BEGIN GIVEN DATA
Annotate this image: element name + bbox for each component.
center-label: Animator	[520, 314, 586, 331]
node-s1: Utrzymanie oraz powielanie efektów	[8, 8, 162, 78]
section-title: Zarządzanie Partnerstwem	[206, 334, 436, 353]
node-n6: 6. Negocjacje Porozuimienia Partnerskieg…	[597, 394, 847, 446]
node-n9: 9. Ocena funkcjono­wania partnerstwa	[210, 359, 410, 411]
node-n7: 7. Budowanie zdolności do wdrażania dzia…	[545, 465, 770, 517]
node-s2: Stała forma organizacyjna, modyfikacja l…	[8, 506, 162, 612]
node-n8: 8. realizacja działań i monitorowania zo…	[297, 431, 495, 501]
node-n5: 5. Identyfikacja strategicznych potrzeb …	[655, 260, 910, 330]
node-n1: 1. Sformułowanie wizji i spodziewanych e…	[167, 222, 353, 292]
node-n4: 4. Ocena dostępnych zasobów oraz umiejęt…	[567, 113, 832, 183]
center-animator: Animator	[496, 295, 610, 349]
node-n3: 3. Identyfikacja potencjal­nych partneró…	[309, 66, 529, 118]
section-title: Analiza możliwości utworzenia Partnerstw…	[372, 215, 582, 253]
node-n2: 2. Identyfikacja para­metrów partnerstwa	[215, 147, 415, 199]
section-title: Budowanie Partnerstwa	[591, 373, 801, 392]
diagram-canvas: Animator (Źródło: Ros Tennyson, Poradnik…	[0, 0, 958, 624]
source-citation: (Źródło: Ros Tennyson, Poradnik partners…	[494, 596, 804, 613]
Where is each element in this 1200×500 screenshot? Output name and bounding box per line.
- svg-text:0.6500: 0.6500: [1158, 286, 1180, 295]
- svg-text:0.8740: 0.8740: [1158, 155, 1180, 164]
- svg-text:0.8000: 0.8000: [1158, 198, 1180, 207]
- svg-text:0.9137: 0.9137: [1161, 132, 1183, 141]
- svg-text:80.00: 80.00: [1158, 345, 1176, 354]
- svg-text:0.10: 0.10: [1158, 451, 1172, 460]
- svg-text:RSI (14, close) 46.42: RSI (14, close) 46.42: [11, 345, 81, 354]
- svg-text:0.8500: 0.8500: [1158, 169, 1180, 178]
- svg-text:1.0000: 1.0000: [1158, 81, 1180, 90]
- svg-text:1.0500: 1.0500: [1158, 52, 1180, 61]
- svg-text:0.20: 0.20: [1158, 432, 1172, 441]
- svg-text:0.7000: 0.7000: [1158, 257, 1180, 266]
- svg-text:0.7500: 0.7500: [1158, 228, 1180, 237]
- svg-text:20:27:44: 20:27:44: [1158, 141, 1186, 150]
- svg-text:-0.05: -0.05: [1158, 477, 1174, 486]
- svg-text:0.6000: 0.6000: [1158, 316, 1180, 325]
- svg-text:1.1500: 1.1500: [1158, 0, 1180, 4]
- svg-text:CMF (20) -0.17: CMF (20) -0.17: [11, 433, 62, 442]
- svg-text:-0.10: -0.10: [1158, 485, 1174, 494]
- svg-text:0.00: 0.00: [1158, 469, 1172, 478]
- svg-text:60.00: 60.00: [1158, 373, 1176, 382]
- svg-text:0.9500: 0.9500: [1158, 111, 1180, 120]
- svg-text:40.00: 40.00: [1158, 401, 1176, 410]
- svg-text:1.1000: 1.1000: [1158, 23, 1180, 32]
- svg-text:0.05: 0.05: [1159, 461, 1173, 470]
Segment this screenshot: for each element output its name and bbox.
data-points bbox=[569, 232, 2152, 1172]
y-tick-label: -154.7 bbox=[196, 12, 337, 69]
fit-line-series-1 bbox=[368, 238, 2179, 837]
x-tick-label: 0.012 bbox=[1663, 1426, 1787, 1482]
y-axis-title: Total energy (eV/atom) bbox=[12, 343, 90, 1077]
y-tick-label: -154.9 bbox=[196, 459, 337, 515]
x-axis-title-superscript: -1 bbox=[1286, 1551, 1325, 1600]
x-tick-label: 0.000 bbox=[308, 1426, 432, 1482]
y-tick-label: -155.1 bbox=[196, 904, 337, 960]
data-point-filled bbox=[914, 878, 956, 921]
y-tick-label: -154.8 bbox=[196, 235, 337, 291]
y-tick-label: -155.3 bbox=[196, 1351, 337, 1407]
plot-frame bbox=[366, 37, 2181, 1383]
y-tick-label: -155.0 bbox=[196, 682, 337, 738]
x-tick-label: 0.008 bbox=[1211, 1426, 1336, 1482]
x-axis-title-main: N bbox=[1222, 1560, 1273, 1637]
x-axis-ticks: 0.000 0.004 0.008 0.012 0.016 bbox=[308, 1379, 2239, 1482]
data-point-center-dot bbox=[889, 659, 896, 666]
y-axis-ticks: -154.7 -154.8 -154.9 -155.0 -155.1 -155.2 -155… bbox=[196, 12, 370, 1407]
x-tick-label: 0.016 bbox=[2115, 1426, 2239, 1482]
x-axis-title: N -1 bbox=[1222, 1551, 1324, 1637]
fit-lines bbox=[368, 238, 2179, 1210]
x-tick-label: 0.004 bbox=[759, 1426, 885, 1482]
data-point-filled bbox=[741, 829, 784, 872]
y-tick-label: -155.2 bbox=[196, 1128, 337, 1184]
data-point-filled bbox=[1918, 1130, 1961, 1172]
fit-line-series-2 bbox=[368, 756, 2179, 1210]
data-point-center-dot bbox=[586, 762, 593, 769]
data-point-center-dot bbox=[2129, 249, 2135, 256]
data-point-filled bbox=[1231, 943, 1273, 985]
END GIVEN DATA
Copy out all of the material above word for word, keeping every line in its original order.

◆ COMPLETED TASK:
Annotate this image: element name + bbox for each component.
center-label: Animator	[520, 314, 586, 331]
node-s1: Utrzymanie oraz powielanie efektów	[8, 8, 162, 78]
section-title: Zarządzanie Partnerstwem	[206, 334, 436, 353]
node-n6: 6. Negocjacje Porozuimienia Partnerskieg…	[597, 394, 847, 446]
node-n9: 9. Ocena funkcjono­wania partnerstwa	[210, 359, 410, 411]
node-n7: 7. Budowanie zdolności do wdrażania dzia…	[545, 465, 770, 517]
node-s2: Stała forma organizacyjna, modyfikacja l…	[8, 506, 162, 612]
node-n8: 8. realizacja działań i monitorowania zo…	[297, 431, 495, 501]
node-n5: 5. Identyfikacja strategicznych potrzeb …	[655, 260, 910, 330]
node-n1: 1. Sformułowanie wizji i spodziewanych e…	[167, 222, 353, 292]
node-n4: 4. Ocena dostępnych zasobów oraz umiejęt…	[567, 113, 832, 183]
center-animator: Animator	[496, 295, 610, 349]
node-n3: 3. Identyfikacja potencjal­nych partneró…	[309, 66, 529, 118]
section-title: Analiza możliwości utworzenia Partnerstw…	[372, 215, 582, 253]
node-n2: 2. Identyfikacja para­metrów partnerstwa	[215, 147, 415, 199]
section-title: Budowanie Partnerstwa	[591, 373, 801, 392]
diagram-canvas: Animator (Źródło: Ros Tennyson, Poradnik…	[0, 0, 958, 624]
source-citation: (Źródło: Ros Tennyson, Poradnik partners…	[494, 596, 804, 613]
Where is each element in this 1200×500 screenshot? Output name and bounding box per line.
- svg-text:0.6500: 0.6500: [1158, 286, 1180, 295]
- svg-text:0.8740: 0.8740: [1158, 155, 1180, 164]
- svg-text:0.8000: 0.8000: [1158, 198, 1180, 207]
- svg-text:0.9137: 0.9137: [1161, 132, 1183, 141]
- svg-text:80.00: 80.00: [1158, 345, 1176, 354]
- svg-text:0.10: 0.10: [1158, 451, 1172, 460]
- svg-text:RSI (14, close) 46.42: RSI (14, close) 46.42: [11, 345, 81, 354]
- svg-text:0.8500: 0.8500: [1158, 169, 1180, 178]
- svg-text:1.0000: 1.0000: [1158, 81, 1180, 90]
- svg-text:1.0500: 1.0500: [1158, 52, 1180, 61]
- svg-text:0.20: 0.20: [1158, 432, 1172, 441]
- svg-text:0.7000: 0.7000: [1158, 257, 1180, 266]
- svg-text:0.7500: 0.7500: [1158, 228, 1180, 237]
- svg-text:20:27:44: 20:27:44: [1158, 141, 1186, 150]
- svg-text:-0.05: -0.05: [1158, 477, 1174, 486]
- svg-text:0.6000: 0.6000: [1158, 316, 1180, 325]
- svg-text:1.1500: 1.1500: [1158, 0, 1180, 4]
- svg-text:CMF (20) -0.17: CMF (20) -0.17: [11, 433, 62, 442]
- svg-text:-0.10: -0.10: [1158, 485, 1174, 494]
- svg-text:0.00: 0.00: [1158, 469, 1172, 478]
- svg-text:60.00: 60.00: [1158, 373, 1176, 382]
- svg-text:0.9500: 0.9500: [1158, 111, 1180, 120]
- svg-text:40.00: 40.00: [1158, 401, 1176, 410]
- svg-text:1.1000: 1.1000: [1158, 23, 1180, 32]
- svg-text:0.05: 0.05: [1159, 461, 1173, 470]
Segment this screenshot: for each element output its name and bbox.
data-points bbox=[569, 232, 2152, 1172]
y-tick-label: -154.7 bbox=[196, 12, 337, 69]
fit-line-series-1 bbox=[368, 238, 2179, 837]
x-tick-label: 0.012 bbox=[1663, 1426, 1787, 1482]
y-axis-title: Total energy (eV/atom) bbox=[12, 343, 90, 1077]
y-tick-label: -154.9 bbox=[196, 459, 337, 515]
x-axis-title-superscript: -1 bbox=[1286, 1551, 1325, 1600]
x-tick-label: 0.000 bbox=[308, 1426, 432, 1482]
y-tick-label: -155.1 bbox=[196, 904, 337, 960]
data-point-filled bbox=[914, 878, 956, 921]
y-tick-label: -154.8 bbox=[196, 235, 337, 291]
y-tick-label: -155.3 bbox=[196, 1351, 337, 1407]
plot-frame bbox=[366, 37, 2181, 1383]
y-tick-label: -155.0 bbox=[196, 682, 337, 738]
x-tick-label: 0.008 bbox=[1211, 1426, 1336, 1482]
x-axis-title-main: N bbox=[1222, 1560, 1273, 1637]
x-axis-ticks: 0.000 0.004 0.008 0.012 0.016 bbox=[308, 1379, 2239, 1482]
data-point-center-dot bbox=[889, 659, 896, 666]
y-axis-ticks: -154.7 -154.8 -154.9 -155.0 -155.1 -155.2 -155… bbox=[196, 12, 370, 1407]
x-tick-label: 0.016 bbox=[2115, 1426, 2239, 1482]
x-axis-title: N -1 bbox=[1222, 1551, 1324, 1637]
fit-lines bbox=[368, 238, 2179, 1210]
x-tick-label: 0.004 bbox=[759, 1426, 885, 1482]
data-point-filled bbox=[741, 829, 784, 872]
y-tick-label: -155.2 bbox=[196, 1128, 337, 1184]
data-point-filled bbox=[1918, 1130, 1961, 1172]
fit-line-series-2 bbox=[368, 756, 2179, 1210]
data-point-center-dot bbox=[586, 762, 593, 769]
data-point-center-dot bbox=[2129, 249, 2135, 256]
data-point-filled bbox=[1231, 943, 1273, 985]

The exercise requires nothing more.